A.B.D. SÜPER GÜÇ OLARAK KALABİLİR Mİ? BÖLÜM 2
ABD’nin süper güç konumunda bulunduğu çoklu dengeyi, bölgesel
ya da kıtasal güç merkezi olarak sarsmaya yönelebilecek büyük ve
güçlü ülkeler; küreselleşme sürecinin moda eğilimleri olan dinsel, etnik
ve kültürel kimlik arayışları, bölünme tehdidi içine sürüklenmektedirler.
Bu gibi ülkeler kendi bütünlüklerini korumaya öncelik verdikleri
aşamada, dışa dönük güçlü politikalar geliştirememekteler ve böylece
ABD’yi aşma ya da tehdit etme hevesleri kursaklarında kalmaktadır.
Sovyetler Birliği’nin çözülmesi ile beraber, büyük bir değişim sürecine
giren dünya platformunda ortaya çıkan boşluk alanları birçok ülkenin
tarihsel heveslerini gündeme getirmiş, ne var ki, her ülke kendi içinde
barındırdığı etnik ve dinsel sorunların dış provakasyon ile sıcak bir ortama
kavuşması nedeniyle bu heveslerini gerçekleştirecek ulusal politikaları
gündeme getirememiştir. ABD’nin öncülüğünde ve merkez güç
potansiyelinde düzenlenmiş olan yeni dünya düzenine geçiş aşamasında, ABD’nin ve dünya ekonomik sisteminin istemediği hiç bir oluşum gündeme gelememiştir. Söz dinlemeyen ülkeler ya dış baskılarla, ya ekonomik reçetelerle, ya da içi sorunlar çıkartılarak hizaya getirilmeye çalışılmış ve tek merkezli dünyanın dışına çıkabilecek, kendi başına buyruk hiç bir bölgesel oluşuma izin verilmemiştir.
Böylece; ABD üstünlüğünde bir geçiş aşaması gerçekleştirilmiş, uluslararası
ekonomik sistem ile kuruluşlar bu amacın gerçekleştirilmesi için belirli bir plan dahilinde kullanılmışlardır. Bir anlamda, ABD öncülüğünde fiilen oluşmuş olan dünya devleti yapılanması, iki kutuplu düzenin çöküşü sonrasındaki tüm gelişmeleri ABD merkezli tek kutup etrafında biçimlendirmeye ve yönlendirmeye çalışmıştır. Gözle görülmeyen bir dünya devleti varlığı ABD merkezli ve destekli politikalarla bütün dünya devletlerine anlatılmıştır. Bu gerçeği görmek istemeyenlerin karşılarına ise bir çok siyasal yaptırım çıkarılarak, ulusal
devletlerin güçleri kırılmıştır. ABD’nin süper gücü çeşitli girişimlerle bu
oluşumları sağlayarak kendisinin varlığını devam ettirebilmiştir. Bu
aşamada, Amerikan tarzı bir savaş gündeme getirilmiştir.2
Yirminci yüzyıl Avrupa merkezli dünyanın sona erdiği ve Amerika merkezli bir dünyanın ortaya çıktığı dönem olmuştur. Amerika Birleşik Devletleri’nin ortaya çıkışı iki yüzyıllık bir tarihe dayanmaktadır. Avrupa ülkelerinden giden göçmenlerin kurduğu eyaletler daha sonra bir bağımsızlık savaşından sonra federal devlete dönüşünce, Amerika Birleşik Devletleri onsekizinci yüzyılda kurulmuştur. Ondokuzuncu yüzyılda, bu devlet kendi bölgesindeki oluşumlara sahip çıkmış ve yeni kurulan eyaletlerle beraber batıya doğru genişlemiştir. Yirminci yüzyılın başlarına gelindiğinde, Amerika Birleşik Devletleri, birinci Amerikan İmparatorluğu’nu kurmakla meşguldür. Özellikle Avrupalı sömürgecileri Amerika kıtasında kovarak “Amerika Amerikalılarındır” sloganını
gerçekleştirmeğe çalışına Monreo doktrini sayesinde, Amerika Birleşik
Devletleri yirminci yüzyılın başlarında Amerika kıtası üzerindeki ve bu
kıtayı çevreleyen okyanuslardaki egemenliğini pekiştirmeye çalışan bir
politikaya öncelik vermiştir. Bu açıdan ABD’nin Amerika kıtasındaki
hegemonyası birinci Amerikan İmparatorluğu olarak adlandırılmaktadır.

### Yapılacak İş
ABD'nin süper güç olarak kalıp kalamayacağını ele alan yazıdan "Bu gibi ülkeler" ifadesinden "hevesleri kursaklarında kalmaktadır." ifadesine kadar olan bölümü aynen çıkar.

Kutulu yerleşim öğelerinin listeleri:
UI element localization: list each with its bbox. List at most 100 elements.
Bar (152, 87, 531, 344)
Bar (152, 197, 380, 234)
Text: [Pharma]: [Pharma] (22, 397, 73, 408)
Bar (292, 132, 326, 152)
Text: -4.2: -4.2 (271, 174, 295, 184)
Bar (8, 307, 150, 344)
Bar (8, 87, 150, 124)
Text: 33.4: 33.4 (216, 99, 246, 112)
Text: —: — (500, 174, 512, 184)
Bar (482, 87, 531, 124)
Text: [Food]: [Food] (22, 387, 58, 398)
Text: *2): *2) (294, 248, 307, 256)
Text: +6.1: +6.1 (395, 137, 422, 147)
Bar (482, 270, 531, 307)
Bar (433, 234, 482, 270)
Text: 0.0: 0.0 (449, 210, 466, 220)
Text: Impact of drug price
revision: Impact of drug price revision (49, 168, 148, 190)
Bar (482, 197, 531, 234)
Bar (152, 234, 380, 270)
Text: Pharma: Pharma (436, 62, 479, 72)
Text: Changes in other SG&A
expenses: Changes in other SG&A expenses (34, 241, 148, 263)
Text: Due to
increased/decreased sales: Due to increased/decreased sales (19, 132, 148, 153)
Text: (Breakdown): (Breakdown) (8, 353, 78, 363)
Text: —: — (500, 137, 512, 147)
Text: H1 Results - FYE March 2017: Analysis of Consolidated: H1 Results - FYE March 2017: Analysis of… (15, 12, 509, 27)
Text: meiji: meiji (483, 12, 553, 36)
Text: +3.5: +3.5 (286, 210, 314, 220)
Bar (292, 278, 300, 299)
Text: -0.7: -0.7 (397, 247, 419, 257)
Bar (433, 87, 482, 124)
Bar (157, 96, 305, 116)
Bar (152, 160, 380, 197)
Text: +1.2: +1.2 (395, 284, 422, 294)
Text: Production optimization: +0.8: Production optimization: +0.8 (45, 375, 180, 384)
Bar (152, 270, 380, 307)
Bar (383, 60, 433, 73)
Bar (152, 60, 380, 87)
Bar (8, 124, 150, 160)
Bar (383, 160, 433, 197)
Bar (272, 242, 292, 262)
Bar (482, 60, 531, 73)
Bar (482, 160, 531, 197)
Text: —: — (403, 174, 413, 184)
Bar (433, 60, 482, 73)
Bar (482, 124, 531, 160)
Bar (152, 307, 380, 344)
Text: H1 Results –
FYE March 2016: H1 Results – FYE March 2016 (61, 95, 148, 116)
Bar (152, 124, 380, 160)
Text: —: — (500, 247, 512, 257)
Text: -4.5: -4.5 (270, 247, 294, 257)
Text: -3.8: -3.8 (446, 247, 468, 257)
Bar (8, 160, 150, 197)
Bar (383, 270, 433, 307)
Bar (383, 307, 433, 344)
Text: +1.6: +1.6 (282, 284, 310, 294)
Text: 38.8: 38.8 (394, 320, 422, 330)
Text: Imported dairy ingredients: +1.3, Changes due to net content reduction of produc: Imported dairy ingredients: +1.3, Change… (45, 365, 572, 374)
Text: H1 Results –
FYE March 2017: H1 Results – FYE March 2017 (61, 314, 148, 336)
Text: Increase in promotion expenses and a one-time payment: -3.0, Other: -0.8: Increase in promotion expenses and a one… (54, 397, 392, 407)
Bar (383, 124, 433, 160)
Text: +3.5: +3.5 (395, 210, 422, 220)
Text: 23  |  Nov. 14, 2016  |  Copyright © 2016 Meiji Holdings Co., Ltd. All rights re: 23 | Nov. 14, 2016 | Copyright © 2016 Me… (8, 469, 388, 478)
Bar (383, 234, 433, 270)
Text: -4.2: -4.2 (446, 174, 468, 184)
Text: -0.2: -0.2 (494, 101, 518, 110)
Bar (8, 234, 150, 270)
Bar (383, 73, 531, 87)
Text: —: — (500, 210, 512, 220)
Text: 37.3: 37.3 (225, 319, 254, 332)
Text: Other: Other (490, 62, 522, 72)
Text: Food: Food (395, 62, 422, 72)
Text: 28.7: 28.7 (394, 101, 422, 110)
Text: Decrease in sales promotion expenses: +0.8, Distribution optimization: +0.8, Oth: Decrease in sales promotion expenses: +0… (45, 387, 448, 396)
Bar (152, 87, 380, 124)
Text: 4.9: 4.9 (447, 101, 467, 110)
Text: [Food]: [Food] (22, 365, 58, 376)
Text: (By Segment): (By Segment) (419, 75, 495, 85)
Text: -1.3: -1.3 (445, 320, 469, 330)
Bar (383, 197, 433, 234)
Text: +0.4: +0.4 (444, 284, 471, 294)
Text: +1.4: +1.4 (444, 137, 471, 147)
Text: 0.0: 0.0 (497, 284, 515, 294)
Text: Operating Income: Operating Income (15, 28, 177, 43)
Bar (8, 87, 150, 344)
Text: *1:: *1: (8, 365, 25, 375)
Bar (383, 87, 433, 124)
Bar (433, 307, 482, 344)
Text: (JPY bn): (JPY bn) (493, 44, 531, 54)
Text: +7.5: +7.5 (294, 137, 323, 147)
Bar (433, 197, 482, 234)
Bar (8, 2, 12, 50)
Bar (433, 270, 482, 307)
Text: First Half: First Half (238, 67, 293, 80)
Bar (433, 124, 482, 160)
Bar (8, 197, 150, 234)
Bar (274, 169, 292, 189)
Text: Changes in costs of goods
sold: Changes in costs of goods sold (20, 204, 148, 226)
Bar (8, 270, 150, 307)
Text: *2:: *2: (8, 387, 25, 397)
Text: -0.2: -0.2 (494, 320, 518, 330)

### Alıştırmanın Çözümü
Bu gibi ülkeler kendi bütünlüklerini korumaya öncelik verdikleri
aşamada, dışa dönük güçlü politikalar geliştirememekteler ve böylece
ABD’yi aşma ya da tehdit etme hevesleri kursaklarında kalmaktadır.